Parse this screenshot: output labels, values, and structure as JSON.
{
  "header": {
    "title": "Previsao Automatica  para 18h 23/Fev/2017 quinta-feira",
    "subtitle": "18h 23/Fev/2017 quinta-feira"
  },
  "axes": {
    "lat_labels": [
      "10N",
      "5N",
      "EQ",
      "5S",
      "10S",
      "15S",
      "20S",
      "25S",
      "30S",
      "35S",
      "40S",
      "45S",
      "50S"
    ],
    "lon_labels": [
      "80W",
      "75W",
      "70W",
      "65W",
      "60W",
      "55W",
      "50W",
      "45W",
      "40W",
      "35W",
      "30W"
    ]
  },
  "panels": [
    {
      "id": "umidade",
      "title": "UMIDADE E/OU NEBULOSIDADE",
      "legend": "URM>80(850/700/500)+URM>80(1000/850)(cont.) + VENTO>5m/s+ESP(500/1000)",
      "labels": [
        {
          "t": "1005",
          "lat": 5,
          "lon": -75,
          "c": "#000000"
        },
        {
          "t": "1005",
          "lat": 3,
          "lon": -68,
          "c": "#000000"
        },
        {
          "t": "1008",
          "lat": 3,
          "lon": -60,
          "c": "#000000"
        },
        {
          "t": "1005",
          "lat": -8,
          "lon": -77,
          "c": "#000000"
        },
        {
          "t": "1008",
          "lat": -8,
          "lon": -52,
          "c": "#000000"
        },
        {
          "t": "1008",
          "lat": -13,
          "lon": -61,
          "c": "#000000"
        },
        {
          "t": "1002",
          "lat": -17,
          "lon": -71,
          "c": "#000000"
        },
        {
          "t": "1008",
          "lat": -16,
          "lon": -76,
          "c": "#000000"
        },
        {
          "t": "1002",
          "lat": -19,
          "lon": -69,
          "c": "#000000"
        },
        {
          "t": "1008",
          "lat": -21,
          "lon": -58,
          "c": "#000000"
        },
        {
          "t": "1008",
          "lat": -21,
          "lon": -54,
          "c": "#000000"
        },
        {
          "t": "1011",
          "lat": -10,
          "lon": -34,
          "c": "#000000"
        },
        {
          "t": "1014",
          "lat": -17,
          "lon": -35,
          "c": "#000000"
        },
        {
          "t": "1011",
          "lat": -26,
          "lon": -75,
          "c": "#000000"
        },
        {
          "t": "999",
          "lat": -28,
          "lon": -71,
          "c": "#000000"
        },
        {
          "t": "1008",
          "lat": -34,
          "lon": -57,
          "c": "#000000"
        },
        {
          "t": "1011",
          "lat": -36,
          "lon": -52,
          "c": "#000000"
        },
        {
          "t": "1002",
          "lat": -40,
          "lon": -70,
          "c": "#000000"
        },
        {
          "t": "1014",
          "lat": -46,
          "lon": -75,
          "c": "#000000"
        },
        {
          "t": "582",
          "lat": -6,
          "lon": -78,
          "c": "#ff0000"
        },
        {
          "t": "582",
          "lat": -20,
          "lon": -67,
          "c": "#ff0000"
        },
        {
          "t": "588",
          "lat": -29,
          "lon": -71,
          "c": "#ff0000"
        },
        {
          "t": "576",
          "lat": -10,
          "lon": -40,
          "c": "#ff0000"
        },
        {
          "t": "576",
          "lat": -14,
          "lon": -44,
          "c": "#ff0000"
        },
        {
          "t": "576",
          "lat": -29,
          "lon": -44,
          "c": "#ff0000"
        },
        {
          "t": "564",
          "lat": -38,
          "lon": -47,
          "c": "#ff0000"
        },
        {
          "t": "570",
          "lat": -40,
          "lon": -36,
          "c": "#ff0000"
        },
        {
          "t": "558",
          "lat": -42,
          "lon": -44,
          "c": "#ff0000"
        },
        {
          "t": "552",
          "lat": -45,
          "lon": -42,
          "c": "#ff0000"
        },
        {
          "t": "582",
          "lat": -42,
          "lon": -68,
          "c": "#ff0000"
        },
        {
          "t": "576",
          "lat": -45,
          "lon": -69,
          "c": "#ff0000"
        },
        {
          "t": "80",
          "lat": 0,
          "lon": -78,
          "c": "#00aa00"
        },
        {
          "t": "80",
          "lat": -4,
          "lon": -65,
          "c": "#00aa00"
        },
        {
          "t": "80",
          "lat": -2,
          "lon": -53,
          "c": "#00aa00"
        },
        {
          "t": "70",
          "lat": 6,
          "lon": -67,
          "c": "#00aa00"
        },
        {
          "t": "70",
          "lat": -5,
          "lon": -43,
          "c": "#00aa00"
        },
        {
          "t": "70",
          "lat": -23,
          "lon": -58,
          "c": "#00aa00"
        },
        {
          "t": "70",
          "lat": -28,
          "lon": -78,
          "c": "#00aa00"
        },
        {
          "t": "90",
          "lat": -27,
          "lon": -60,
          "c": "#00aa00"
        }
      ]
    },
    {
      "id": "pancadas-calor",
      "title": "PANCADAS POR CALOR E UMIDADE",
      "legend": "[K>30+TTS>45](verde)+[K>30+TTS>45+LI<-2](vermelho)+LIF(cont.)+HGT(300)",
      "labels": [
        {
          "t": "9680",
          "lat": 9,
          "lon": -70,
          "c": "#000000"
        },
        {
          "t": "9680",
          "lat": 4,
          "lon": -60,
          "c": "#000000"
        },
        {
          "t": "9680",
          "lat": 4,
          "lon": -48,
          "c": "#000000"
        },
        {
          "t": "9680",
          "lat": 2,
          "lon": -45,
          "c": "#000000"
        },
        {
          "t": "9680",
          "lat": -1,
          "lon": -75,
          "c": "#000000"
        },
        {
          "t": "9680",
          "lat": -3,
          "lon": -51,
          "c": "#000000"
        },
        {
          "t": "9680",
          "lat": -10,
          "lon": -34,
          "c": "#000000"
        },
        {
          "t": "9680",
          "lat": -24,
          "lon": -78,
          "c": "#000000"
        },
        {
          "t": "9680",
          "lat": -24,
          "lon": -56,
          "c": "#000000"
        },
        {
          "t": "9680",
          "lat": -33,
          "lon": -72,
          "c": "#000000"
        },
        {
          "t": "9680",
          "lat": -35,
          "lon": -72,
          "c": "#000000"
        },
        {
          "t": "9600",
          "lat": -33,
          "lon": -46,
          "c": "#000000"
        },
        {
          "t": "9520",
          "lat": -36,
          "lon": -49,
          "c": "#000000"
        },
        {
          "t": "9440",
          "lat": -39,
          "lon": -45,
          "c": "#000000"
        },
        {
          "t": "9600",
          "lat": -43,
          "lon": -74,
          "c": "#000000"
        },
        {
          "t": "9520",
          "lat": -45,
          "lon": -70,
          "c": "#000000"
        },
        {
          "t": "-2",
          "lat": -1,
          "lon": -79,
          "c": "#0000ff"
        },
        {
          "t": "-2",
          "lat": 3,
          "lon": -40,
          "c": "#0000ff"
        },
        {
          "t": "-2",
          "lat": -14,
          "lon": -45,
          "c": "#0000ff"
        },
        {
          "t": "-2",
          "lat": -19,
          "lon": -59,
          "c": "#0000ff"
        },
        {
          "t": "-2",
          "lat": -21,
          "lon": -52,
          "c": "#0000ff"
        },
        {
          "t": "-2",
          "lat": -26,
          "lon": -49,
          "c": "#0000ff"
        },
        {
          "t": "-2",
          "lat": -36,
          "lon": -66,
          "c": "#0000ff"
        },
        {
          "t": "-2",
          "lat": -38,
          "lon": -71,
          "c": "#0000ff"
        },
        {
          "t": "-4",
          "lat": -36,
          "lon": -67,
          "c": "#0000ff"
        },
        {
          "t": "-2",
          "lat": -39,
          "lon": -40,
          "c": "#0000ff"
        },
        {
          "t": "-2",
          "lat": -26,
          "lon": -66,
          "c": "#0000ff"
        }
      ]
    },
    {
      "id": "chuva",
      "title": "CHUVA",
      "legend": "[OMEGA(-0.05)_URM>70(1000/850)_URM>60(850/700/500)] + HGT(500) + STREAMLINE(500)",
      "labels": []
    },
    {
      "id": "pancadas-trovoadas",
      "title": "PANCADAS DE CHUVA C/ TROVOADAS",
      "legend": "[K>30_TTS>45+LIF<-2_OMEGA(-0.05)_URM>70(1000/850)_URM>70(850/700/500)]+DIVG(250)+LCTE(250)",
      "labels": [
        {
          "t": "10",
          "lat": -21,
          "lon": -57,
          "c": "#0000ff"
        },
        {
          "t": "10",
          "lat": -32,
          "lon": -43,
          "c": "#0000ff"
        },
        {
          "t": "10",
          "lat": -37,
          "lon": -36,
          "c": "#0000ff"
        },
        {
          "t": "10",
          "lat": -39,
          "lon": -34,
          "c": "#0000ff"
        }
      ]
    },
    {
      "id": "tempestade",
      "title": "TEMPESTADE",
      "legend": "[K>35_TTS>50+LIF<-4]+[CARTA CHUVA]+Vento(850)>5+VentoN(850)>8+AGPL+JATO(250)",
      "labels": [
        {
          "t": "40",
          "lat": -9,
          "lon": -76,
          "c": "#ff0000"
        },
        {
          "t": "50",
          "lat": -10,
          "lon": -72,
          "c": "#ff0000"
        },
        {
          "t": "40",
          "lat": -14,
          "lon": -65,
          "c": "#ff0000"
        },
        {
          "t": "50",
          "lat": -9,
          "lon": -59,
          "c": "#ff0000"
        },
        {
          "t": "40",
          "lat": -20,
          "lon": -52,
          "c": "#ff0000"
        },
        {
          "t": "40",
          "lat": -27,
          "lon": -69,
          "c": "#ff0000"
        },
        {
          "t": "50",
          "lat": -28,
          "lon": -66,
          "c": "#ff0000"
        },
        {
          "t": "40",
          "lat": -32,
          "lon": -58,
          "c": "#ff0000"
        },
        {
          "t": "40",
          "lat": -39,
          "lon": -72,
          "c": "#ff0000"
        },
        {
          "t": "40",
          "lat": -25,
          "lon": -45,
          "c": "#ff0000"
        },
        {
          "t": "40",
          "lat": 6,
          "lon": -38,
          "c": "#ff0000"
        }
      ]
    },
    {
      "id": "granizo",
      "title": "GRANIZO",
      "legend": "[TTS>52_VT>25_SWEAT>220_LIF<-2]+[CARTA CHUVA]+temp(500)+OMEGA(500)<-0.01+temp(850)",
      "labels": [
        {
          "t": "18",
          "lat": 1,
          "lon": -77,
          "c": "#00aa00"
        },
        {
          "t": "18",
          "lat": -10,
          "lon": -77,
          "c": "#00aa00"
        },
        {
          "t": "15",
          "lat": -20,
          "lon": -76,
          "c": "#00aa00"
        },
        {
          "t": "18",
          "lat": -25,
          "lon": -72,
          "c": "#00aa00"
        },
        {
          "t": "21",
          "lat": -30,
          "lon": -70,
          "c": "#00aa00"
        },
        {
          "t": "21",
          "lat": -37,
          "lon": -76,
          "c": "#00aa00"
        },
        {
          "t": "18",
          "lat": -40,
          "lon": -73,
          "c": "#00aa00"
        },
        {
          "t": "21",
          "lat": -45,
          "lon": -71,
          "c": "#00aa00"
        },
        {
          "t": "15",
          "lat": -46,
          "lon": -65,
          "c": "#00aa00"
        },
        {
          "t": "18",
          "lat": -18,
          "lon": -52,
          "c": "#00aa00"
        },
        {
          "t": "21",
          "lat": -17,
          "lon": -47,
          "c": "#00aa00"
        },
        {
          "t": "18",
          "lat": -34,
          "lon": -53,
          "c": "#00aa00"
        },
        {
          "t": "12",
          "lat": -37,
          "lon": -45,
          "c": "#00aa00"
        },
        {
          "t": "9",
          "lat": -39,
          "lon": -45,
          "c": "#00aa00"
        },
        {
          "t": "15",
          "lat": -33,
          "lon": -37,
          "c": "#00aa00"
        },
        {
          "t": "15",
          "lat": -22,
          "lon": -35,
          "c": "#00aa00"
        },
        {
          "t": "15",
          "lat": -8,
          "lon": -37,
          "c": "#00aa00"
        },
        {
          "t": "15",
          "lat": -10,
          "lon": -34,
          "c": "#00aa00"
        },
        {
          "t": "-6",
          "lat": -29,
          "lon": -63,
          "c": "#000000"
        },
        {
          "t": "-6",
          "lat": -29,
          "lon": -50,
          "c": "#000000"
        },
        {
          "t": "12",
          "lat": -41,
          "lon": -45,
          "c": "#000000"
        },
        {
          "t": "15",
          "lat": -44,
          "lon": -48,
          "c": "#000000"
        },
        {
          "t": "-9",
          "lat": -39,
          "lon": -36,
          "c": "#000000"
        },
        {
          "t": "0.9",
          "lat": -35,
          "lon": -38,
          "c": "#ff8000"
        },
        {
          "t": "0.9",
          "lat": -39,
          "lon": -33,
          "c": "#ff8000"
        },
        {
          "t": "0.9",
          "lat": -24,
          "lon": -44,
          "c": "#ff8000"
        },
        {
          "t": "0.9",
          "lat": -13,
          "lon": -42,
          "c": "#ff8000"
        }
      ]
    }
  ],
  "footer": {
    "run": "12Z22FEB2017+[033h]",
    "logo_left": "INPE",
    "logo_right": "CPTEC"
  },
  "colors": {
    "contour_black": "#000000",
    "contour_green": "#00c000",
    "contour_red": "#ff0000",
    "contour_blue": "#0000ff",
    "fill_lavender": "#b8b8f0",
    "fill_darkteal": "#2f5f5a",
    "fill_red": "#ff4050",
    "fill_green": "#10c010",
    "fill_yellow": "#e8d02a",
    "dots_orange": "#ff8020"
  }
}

· · · · ·

_AIM OF THE TASK_. Scan the entries above. Copy each line that has the string "quinta".

_THE COMPLETED TASK_.
    "title": "Previsao Automatica  para 18h 23/Fev/2017 quinta-feira",
    "subtitle": "18h 23/Fev/2017 quinta-feira"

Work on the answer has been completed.